_Dataset rows_:
■ ■ ■ ■ ■

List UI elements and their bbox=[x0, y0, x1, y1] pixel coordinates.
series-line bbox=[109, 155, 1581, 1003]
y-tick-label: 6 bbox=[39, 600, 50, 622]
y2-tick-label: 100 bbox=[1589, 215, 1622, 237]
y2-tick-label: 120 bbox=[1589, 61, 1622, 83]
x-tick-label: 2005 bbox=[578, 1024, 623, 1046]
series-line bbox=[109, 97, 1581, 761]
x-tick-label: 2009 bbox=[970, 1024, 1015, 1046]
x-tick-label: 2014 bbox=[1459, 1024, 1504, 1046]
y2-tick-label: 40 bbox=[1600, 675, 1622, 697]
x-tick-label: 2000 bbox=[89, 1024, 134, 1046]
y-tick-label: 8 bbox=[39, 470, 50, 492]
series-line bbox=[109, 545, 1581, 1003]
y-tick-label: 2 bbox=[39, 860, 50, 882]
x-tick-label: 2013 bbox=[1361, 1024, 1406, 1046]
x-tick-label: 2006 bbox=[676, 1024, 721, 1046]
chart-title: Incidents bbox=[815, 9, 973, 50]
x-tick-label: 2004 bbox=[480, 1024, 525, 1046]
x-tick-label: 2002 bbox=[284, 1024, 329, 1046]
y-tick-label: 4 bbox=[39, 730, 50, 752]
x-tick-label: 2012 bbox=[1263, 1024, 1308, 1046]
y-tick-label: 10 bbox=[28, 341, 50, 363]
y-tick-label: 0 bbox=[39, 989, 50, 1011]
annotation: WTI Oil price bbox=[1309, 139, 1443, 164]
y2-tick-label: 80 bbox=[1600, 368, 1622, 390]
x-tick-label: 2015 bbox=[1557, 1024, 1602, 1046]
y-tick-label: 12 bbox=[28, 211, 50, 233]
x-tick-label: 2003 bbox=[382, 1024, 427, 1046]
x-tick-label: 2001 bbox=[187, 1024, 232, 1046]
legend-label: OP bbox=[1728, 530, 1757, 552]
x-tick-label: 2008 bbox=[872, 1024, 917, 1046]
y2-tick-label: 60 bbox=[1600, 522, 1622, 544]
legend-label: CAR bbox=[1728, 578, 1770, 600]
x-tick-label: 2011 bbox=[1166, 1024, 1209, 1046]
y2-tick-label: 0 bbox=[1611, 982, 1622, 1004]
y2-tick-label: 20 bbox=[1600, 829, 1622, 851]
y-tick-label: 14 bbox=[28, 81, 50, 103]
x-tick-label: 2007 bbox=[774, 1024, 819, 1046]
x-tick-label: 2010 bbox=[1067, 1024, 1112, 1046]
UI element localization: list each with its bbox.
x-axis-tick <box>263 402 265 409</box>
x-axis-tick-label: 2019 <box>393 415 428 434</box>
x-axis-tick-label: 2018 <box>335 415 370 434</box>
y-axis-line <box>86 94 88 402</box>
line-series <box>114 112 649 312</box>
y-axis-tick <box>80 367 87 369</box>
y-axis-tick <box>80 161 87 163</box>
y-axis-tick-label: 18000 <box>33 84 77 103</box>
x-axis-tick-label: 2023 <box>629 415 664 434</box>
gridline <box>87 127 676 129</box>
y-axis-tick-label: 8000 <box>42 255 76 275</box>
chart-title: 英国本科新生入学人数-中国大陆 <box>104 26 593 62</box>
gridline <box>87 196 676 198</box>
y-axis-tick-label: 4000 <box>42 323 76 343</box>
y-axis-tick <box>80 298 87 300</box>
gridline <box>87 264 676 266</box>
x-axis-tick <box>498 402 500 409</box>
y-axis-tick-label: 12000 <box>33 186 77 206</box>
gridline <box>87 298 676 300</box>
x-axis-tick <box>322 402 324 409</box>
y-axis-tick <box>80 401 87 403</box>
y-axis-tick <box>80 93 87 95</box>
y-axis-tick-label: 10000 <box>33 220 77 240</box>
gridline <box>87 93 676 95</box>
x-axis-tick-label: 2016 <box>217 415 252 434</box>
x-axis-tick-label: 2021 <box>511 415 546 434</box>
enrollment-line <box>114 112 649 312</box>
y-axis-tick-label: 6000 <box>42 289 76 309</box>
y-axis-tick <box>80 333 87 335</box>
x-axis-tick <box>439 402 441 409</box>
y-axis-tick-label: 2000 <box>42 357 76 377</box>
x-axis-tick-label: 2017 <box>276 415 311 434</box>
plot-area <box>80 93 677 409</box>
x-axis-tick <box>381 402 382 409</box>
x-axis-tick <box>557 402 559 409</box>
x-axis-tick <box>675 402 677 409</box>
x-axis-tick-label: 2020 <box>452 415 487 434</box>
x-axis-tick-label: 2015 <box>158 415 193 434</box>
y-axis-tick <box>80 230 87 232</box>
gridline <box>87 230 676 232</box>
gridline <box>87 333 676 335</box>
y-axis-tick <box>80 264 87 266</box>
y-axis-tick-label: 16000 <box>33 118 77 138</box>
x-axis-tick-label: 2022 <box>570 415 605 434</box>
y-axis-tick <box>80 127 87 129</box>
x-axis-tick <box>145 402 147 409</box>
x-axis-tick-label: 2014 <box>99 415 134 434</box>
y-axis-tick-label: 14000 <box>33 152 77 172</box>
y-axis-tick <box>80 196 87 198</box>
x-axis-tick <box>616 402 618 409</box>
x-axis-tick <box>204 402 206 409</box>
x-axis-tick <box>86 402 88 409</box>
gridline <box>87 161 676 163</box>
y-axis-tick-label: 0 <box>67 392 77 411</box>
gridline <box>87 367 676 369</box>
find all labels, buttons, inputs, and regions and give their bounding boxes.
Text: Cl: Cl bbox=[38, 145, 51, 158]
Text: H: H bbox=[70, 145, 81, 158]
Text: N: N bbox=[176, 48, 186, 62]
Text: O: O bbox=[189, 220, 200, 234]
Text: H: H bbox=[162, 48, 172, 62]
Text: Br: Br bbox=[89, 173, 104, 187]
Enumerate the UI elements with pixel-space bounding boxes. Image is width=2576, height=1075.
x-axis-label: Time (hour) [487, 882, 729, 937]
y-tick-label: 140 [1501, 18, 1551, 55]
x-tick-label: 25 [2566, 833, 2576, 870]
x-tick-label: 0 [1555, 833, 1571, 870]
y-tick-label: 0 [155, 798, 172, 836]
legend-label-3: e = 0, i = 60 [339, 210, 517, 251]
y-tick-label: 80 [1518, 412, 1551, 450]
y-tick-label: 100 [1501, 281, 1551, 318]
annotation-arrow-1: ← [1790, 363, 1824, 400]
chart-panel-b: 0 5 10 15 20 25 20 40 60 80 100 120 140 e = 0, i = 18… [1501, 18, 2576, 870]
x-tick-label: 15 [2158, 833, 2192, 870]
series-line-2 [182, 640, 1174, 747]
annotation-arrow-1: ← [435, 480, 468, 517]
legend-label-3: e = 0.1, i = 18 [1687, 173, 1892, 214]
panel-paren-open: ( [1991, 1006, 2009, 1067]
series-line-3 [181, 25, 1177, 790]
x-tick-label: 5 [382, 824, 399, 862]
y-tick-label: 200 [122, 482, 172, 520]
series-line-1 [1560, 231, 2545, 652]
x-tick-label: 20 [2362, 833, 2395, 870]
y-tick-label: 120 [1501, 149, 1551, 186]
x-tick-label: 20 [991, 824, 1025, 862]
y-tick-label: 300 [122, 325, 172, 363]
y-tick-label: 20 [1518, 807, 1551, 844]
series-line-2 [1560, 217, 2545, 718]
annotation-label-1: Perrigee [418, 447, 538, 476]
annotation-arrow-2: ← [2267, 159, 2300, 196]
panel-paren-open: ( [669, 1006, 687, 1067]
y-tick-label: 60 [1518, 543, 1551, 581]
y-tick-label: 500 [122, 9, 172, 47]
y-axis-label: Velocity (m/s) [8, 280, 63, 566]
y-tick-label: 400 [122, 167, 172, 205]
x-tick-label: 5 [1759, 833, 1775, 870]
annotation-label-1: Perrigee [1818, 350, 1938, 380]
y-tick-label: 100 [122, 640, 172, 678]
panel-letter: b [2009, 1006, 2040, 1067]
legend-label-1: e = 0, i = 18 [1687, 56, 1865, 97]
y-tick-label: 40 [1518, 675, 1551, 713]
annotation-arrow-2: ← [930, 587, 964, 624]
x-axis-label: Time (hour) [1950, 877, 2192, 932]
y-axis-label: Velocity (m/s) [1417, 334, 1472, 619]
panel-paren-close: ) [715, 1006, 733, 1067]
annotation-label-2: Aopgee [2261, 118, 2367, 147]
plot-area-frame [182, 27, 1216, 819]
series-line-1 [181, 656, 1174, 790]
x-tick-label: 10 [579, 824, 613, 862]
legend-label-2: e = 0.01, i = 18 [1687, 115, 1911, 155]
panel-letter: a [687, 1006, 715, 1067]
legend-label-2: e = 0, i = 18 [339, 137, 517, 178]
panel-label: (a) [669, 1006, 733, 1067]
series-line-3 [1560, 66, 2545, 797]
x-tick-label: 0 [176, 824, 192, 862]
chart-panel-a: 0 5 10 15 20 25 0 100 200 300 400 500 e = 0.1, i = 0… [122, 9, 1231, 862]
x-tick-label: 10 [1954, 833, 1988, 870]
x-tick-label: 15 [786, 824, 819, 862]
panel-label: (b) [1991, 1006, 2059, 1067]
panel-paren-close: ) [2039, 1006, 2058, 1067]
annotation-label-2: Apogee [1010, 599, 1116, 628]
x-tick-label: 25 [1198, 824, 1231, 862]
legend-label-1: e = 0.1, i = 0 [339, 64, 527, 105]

■ ■ ■ ■ ■

_Problem to solve_:
Copy out the rows word for word, from the first row of the list through the row that contains "x-tick-label: 2005 bbox=[578, 1024, 623, 1046]", both included.

_Exercise result_:
List UI elements and their bbox=[x0, y0, x1, y1] pixel coordinates.
series-line bbox=[109, 155, 1581, 1003]
y-tick-label: 6 bbox=[39, 600, 50, 622]
y2-tick-label: 100 bbox=[1589, 215, 1622, 237]
y2-tick-label: 120 bbox=[1589, 61, 1622, 83]
x-tick-label: 2005 bbox=[578, 1024, 623, 1046]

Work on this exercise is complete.